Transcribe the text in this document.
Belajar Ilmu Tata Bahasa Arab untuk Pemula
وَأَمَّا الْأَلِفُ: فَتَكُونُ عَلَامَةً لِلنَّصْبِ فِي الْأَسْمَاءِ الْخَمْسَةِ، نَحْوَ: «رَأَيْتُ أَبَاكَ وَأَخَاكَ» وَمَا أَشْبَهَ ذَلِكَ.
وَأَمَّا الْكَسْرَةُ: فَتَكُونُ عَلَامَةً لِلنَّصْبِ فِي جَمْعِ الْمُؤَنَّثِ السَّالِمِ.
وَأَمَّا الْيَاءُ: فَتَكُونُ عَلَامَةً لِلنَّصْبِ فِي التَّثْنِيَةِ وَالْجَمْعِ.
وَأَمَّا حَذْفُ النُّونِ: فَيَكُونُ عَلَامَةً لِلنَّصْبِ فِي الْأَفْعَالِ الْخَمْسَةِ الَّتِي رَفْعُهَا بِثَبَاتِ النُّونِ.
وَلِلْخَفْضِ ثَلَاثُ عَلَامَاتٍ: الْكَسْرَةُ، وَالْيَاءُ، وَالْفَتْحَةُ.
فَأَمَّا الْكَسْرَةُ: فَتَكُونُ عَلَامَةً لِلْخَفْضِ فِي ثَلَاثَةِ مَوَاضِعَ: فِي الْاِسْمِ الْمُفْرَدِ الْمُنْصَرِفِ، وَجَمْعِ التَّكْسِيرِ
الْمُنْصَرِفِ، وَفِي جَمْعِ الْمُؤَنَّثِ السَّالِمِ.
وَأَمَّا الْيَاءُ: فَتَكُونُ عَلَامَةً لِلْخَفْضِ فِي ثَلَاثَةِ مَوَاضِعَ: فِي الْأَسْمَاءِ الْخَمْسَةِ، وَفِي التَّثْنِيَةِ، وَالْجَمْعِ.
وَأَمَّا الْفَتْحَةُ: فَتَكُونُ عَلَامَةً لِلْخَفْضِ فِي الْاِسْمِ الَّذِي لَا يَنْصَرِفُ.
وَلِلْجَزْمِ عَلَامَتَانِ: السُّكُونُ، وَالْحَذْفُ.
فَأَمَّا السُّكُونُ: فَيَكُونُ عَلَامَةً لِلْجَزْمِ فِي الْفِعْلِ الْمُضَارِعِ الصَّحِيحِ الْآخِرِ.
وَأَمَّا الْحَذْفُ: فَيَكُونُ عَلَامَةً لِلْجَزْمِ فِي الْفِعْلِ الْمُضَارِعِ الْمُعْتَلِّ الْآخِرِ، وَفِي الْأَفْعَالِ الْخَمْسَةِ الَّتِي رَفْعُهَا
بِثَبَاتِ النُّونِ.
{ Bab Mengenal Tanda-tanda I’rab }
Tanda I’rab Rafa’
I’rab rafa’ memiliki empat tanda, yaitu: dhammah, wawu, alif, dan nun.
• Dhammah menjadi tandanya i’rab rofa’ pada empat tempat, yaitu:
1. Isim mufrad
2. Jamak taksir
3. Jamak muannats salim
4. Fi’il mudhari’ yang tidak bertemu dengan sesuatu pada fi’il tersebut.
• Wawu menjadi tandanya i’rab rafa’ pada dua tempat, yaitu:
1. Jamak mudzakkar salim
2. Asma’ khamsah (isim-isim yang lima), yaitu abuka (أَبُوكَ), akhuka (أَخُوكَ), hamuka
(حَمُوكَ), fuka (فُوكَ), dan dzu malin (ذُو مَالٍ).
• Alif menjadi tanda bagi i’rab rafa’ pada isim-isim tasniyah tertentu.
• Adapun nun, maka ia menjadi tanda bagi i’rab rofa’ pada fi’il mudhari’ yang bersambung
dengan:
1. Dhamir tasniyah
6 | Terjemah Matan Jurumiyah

◆ **Work instructions**
How many lines of these entries contain "dengan"? Answer with the number and nothing else.

◆ **Solution to this task**
2